Set problem
Identify and copy all lines of the material where the string "fruit" is found.
((
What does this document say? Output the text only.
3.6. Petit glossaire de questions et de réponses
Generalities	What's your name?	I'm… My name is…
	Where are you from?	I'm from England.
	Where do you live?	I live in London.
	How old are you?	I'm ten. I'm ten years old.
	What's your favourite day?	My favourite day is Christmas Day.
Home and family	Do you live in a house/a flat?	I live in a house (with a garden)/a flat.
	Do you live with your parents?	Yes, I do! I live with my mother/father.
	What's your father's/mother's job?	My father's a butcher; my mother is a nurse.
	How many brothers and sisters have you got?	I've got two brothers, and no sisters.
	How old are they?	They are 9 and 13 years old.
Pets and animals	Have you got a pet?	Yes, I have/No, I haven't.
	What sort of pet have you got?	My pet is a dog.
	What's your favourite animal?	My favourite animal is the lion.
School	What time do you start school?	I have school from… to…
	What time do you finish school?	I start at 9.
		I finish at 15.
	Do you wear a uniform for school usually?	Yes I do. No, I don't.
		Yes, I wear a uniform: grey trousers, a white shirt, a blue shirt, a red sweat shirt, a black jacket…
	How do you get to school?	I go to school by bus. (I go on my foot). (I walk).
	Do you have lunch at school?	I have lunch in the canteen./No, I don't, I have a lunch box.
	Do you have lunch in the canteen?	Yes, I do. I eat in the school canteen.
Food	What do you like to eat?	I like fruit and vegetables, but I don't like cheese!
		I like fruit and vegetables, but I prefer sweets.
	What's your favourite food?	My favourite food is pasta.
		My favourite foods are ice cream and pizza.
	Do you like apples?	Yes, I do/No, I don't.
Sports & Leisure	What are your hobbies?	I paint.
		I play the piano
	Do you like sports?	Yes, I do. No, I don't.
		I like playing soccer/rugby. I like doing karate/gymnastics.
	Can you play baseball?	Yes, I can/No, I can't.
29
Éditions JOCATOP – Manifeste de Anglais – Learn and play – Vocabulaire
))
Result for this task
Food	What do you like to eat?	I like fruit and vegetables, but I don't like cheese!
		I like fruit and vegetables, but I prefer sweets.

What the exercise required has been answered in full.